Below are records. Copy every line with "ChNCM" in it.

- _ROWS_:
§

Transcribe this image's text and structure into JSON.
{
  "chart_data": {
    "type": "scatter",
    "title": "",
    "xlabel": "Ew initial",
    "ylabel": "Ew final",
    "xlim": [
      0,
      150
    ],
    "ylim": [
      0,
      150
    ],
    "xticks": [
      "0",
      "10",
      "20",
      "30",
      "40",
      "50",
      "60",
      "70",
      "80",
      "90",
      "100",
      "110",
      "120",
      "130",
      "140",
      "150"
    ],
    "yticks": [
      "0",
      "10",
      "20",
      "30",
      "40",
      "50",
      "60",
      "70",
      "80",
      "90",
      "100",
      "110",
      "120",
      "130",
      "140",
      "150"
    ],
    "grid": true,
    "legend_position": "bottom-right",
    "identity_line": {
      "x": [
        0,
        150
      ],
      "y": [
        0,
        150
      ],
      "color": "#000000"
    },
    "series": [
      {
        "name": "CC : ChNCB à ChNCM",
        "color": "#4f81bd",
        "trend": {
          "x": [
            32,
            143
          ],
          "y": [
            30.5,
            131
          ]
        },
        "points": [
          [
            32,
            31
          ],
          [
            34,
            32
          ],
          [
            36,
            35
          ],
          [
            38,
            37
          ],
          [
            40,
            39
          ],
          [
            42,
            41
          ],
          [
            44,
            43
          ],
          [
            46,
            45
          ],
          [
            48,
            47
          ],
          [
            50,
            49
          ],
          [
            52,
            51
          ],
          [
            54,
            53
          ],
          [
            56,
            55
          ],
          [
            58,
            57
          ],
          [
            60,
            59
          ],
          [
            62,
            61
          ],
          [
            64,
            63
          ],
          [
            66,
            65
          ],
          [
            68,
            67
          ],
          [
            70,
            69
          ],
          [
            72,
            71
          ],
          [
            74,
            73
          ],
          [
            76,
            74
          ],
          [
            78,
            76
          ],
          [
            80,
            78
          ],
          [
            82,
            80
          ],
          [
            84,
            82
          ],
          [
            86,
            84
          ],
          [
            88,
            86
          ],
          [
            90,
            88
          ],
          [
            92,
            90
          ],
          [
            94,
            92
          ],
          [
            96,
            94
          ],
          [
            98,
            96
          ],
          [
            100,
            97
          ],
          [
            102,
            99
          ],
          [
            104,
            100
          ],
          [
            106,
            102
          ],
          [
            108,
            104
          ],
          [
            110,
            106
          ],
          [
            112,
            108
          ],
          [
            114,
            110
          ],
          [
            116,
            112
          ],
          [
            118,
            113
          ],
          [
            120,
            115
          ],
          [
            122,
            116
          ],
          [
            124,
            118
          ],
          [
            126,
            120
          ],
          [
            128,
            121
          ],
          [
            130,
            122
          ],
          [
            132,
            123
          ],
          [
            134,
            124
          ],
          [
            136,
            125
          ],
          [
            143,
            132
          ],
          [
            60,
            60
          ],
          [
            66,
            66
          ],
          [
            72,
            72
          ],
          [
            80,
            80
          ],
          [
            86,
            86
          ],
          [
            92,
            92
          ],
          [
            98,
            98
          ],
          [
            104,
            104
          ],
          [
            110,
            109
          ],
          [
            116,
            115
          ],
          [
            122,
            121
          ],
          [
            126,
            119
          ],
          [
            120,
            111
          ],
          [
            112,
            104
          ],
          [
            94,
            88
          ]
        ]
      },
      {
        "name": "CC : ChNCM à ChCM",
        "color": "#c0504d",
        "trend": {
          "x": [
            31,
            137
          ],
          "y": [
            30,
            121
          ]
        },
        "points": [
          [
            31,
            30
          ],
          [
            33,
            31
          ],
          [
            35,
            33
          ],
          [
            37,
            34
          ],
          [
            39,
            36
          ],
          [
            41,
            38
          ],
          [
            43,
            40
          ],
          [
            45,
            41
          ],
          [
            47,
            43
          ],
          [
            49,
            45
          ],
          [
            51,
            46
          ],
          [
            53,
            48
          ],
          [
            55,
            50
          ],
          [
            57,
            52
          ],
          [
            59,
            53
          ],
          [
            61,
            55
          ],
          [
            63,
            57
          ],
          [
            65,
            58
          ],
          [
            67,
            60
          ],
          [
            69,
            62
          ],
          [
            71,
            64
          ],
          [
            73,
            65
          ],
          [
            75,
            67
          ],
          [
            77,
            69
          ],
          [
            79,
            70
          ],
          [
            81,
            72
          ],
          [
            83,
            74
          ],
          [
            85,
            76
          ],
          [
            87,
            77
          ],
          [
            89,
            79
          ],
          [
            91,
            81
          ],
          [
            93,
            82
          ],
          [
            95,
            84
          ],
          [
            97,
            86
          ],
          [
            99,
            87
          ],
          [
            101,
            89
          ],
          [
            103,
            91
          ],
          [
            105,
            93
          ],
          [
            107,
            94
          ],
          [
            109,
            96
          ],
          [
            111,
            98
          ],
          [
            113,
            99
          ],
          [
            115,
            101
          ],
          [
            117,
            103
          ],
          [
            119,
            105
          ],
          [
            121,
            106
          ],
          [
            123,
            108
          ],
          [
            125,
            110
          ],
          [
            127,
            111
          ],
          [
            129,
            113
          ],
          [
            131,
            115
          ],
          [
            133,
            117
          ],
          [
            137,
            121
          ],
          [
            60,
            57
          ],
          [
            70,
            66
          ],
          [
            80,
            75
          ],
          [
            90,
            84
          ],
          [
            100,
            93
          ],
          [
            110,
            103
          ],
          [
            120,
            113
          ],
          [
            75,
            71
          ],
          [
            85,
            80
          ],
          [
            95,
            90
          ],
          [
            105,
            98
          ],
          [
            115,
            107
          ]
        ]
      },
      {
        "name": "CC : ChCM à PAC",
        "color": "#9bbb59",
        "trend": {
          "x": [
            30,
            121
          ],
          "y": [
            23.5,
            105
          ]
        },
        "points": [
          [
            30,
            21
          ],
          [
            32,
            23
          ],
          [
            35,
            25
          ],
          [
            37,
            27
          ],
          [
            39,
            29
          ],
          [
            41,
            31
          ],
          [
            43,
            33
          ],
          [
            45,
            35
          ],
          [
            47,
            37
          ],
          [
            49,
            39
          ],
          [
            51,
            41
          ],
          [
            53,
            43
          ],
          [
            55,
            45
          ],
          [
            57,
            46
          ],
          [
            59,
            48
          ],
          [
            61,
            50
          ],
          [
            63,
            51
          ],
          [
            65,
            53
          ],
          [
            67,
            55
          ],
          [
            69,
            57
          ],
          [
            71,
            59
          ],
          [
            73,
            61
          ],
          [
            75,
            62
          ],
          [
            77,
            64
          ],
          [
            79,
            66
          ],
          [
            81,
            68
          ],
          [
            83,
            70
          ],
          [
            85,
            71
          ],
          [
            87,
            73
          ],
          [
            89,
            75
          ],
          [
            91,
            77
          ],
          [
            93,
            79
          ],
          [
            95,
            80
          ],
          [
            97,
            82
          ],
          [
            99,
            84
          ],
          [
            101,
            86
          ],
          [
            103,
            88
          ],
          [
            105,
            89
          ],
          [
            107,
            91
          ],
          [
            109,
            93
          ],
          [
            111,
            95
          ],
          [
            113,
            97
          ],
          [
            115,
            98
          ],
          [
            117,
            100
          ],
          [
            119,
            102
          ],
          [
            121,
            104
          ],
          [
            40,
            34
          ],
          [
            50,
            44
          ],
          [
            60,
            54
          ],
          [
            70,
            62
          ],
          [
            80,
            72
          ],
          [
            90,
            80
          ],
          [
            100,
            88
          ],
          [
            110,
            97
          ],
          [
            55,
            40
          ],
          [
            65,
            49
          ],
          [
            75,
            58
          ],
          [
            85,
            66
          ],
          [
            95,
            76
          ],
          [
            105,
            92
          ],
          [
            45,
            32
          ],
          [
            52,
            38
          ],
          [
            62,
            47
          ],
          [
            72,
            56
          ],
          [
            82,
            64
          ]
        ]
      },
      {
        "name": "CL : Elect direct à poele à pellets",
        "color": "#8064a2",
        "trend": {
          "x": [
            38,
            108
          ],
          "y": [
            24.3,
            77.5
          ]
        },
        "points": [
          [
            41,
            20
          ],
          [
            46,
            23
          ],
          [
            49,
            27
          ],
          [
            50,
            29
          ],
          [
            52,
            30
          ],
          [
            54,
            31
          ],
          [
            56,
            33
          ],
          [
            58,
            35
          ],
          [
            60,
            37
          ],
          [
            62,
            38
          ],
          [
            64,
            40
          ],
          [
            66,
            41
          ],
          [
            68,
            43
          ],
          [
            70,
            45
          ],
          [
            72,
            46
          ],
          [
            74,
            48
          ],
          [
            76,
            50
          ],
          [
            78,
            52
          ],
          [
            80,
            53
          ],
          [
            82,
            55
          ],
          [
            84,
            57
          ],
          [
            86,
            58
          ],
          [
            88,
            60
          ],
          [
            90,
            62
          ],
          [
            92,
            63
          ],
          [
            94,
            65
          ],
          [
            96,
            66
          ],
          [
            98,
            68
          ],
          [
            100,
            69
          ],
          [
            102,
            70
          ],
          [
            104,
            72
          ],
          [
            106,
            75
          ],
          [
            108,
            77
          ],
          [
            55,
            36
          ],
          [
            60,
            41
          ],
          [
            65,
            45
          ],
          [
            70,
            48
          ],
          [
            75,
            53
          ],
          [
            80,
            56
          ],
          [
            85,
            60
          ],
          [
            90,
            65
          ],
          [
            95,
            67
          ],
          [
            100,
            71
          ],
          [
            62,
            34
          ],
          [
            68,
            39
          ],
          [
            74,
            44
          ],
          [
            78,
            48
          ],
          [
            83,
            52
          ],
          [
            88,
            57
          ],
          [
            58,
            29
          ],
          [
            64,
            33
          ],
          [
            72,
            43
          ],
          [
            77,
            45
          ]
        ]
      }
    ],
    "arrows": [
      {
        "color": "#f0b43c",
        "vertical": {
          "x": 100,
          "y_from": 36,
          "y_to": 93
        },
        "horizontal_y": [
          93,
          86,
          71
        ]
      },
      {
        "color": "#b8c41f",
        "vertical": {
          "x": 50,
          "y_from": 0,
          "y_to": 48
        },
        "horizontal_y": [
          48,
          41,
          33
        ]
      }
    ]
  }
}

§

- _WRITTEN SOLUTION_:
        "name": "CC : ChNCB à ChNCM",
        "name": "CC : ChNCM à ChCM",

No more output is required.